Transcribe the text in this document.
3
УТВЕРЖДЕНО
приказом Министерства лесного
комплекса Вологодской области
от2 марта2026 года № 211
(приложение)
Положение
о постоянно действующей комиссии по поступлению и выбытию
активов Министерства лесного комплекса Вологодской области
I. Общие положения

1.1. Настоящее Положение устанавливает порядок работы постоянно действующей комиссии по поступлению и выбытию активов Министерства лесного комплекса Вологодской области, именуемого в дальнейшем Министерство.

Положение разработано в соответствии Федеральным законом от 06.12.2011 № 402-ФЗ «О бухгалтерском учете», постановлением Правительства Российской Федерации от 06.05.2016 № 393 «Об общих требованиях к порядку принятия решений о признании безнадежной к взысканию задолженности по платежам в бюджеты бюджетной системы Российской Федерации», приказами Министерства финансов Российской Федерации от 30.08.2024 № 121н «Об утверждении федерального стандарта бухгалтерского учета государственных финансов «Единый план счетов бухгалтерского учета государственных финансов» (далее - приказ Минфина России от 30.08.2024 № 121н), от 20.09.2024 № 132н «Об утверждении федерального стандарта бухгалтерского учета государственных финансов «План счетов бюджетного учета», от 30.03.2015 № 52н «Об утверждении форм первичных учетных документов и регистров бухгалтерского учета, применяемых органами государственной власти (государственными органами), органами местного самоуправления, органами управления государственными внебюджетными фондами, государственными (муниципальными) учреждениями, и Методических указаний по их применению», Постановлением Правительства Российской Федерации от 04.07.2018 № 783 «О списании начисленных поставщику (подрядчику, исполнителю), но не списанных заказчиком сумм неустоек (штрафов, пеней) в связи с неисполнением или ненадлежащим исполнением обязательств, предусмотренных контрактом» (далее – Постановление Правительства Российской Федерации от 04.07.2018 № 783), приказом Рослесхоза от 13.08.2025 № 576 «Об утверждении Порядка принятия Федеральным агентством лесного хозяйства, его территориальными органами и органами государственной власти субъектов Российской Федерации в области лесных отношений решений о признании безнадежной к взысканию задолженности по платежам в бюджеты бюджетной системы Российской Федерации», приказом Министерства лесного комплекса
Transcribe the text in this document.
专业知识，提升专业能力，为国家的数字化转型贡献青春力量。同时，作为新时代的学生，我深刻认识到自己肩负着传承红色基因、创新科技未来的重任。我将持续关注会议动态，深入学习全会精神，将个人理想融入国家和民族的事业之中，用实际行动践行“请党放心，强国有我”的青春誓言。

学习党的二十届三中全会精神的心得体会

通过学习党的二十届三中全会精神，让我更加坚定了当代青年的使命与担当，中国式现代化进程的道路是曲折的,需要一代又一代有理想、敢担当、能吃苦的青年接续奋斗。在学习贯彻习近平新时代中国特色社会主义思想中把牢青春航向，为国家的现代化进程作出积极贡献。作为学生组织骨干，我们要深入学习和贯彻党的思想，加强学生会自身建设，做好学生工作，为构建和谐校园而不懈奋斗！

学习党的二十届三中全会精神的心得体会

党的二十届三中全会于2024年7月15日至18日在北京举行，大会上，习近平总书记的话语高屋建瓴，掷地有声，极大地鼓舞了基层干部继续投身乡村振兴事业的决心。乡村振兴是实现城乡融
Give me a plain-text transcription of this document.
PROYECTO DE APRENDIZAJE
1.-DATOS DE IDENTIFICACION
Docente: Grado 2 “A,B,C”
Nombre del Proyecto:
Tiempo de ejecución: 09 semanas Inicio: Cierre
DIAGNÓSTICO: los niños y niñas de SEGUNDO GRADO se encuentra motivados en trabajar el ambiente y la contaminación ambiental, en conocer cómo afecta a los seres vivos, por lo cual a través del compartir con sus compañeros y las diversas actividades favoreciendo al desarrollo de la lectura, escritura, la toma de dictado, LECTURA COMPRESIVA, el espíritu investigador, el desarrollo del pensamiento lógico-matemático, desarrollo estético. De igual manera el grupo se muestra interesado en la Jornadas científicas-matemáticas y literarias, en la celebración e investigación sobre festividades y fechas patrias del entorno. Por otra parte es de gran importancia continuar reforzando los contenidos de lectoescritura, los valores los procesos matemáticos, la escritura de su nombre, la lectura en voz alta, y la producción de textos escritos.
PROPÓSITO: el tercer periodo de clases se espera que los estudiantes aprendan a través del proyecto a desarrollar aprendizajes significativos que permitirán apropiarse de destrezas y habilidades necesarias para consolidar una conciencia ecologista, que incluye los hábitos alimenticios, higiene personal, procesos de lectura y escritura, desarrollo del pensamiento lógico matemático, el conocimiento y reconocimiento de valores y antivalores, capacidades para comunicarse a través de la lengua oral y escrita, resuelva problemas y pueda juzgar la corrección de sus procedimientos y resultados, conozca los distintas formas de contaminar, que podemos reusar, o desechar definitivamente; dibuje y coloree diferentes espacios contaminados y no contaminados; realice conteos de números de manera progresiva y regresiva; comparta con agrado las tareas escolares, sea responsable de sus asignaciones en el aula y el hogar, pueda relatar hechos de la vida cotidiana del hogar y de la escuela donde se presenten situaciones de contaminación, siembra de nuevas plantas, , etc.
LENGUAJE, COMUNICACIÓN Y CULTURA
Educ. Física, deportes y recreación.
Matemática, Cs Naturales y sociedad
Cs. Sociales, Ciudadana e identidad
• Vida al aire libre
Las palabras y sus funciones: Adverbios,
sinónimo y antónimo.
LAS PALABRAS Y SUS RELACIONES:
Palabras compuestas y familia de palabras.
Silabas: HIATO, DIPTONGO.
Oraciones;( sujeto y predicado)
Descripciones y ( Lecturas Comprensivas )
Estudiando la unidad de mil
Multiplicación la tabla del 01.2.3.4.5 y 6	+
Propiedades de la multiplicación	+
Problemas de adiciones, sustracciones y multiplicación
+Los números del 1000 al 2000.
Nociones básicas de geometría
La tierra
__________
Task statement —
Restate all of the entries above precisely.

Reply to the exercise —
Transcribe the text in this document.
3
УТВЕРЖДЕНО
приказом Министерства лесного
комплекса Вологодской области
от2 марта2026 года № 211
(приложение)
Положение
о постоянно действующей комиссии по поступлению и выбытию
активов Министерства лесного комплекса Вологодской области
I. Общие положения

1.1. Настоящее Положение устанавливает порядок работы постоянно действующей комиссии по поступлению и выбытию активов Министерства лесного комплекса Вологодской области, именуемого в дальнейшем Министерство.

Положение разработано в соответствии Федеральным законом от 06.12.2011 № 402-ФЗ «О бухгалтерском учете», постановлением Правительства Российской Федерации от 06.05.2016 № 393 «Об общих требованиях к порядку принятия решений о признании безнадежной к взысканию задолженности по платежам в бюджеты бюджетной системы Российской Федерации», приказами Министерства финансов Российской Федерации от 30.08.2024 № 121н «Об утверждении федерального стандарта бухгалтерского учета государственных финансов «Единый план счетов бухгалтерского учета государственных финансов» (далее - приказ Минфина России от 30.08.2024 № 121н), от 20.09.2024 № 132н «Об утверждении федерального стандарта бухгалтерского учета государственных финансов «План счетов бюджетного учета», от 30.03.2015 № 52н «Об утверждении форм первичных учетных документов и регистров бухгалтерского учета, применяемых органами государственной власти (государственными органами), органами местного самоуправления, органами управления государственными внебюджетными фондами, государственными (муниципальными) учреждениями, и Методических указаний по их применению», Постановлением Правительства Российской Федерации от 04.07.2018 № 783 «О списании начисленных поставщику (подрядчику, исполнителю), но не списанных заказчиком сумм неустоек (штрафов, пеней) в связи с неисполнением или ненадлежащим исполнением обязательств, предусмотренных контрактом» (далее – Постановление Правительства Российской Федерации от 04.07.2018 № 783), приказом Рослесхоза от 13.08.2025 № 576 «Об утверждении Порядка принятия Федеральным агентством лесного хозяйства, его территориальными органами и органами государственной власти субъектов Российской Федерации в области лесных отношений решений о признании безнадежной к взысканию задолженности по платежам в бюджеты бюджетной системы Российской Федерации», приказом Министерства лесного комплекса
Transcribe the text in this document.
专业知识，提升专业能力，为国家的数字化转型贡献青春力量。同时，作为新时代的学生，我深刻认识到自己肩负着传承红色基因、创新科技未来的重任。我将持续关注会议动态，深入学习全会精神，将个人理想融入国家和民族的事业之中，用实际行动践行“请党放心，强国有我”的青春誓言。

学习党的二十届三中全会精神的心得体会

通过学习党的二十届三中全会精神，让我更加坚定了当代青年的使命与担当，中国式现代化进程的道路是曲折的,需要一代又一代有理想、敢担当、能吃苦的青年接续奋斗。在学习贯彻习近平新时代中国特色社会主义思想中把牢青春航向，为国家的现代化进程作出积极贡献。作为学生组织骨干，我们要深入学习和贯彻党的思想，加强学生会自身建设，做好学生工作，为构建和谐校园而不懈奋斗！

学习党的二十届三中全会精神的心得体会

党的二十届三中全会于2024年7月15日至18日在北京举行，大会上，习近平总书记的话语高屋建瓴，掷地有声，极大地鼓舞了基层干部继续投身乡村振兴事业的决心。乡村振兴是实现城乡融
Give me a plain-text transcription of this document.
PROYECTO DE APRENDIZAJE
1.-DATOS DE IDENTIFICACION
Docente: Grado 2 “A,B,C”
Nombre del Proyecto:
Tiempo de ejecución: 09 semanas Inicio: Cierre
DIAGNÓSTICO: los niños y niñas de SEGUNDO GRADO se encuentra motivados en trabajar el ambiente y la contaminación ambiental, en conocer cómo afecta a los seres vivos, por lo cual a través del compartir con sus compañeros y las diversas actividades favoreciendo al desarrollo de la lectura, escritura, la toma de dictado, LECTURA COMPRESIVA, el espíritu investigador, el desarrollo del pensamiento lógico-matemático, desarrollo estético. De igual manera el grupo se muestra interesado en la Jornadas científicas-matemáticas y literarias, en la celebración e investigación sobre festividades y fechas patrias del entorno. Por otra parte es de gran importancia continuar reforzando los contenidos de lectoescritura, los valores los procesos matemáticos, la escritura de su nombre, la lectura en voz alta, y la producción de textos escritos.
PROPÓSITO: el tercer periodo de clases se espera que los estudiantes aprendan a través del proyecto a desarrollar aprendizajes significativos que permitirán apropiarse de destrezas y habilidades necesarias para consolidar una conciencia ecologista, que incluye los hábitos alimenticios, higiene personal, procesos de lectura y escritura, desarrollo del pensamiento lógico matemático, el conocimiento y reconocimiento de valores y antivalores, capacidades para comunicarse a través de la lengua oral y escrita, resuelva problemas y pueda juzgar la corrección de sus procedimientos y resultados, conozca los distintas formas de contaminar, que podemos reusar, o desechar definitivamente; dibuje y coloree diferentes espacios contaminados y no contaminados; realice conteos de números de manera progresiva y regresiva; comparta con agrado las tareas escolares, sea responsable de sus asignaciones en el aula y el hogar, pueda relatar hechos de la vida cotidiana del hogar y de la escuela donde se presenten situaciones de contaminación, siembra de nuevas plantas, , etc.
LENGUAJE, COMUNICACIÓN Y CULTURA
Educ. Física, deportes y recreación.
Matemática, Cs Naturales y sociedad
Cs. Sociales, Ciudadana e identidad
• Vida al aire libre
Las palabras y sus funciones: Adverbios,
sinónimo y antónimo.
LAS PALABRAS Y SUS RELACIONES:
Palabras compuestas y familia de palabras.
Silabas: HIATO, DIPTONGO.
Oraciones;( sujeto y predicado)
Descripciones y ( Lecturas Comprensivas )
Estudiando la unidad de mil
Multiplicación la tabla del 01.2.3.4.5 y 6	+
Propiedades de la multiplicación	+
Problemas de adiciones, sustracciones y multiplicación
+Los números del 1000 al 2000.
Nociones básicas de geometría
La tierra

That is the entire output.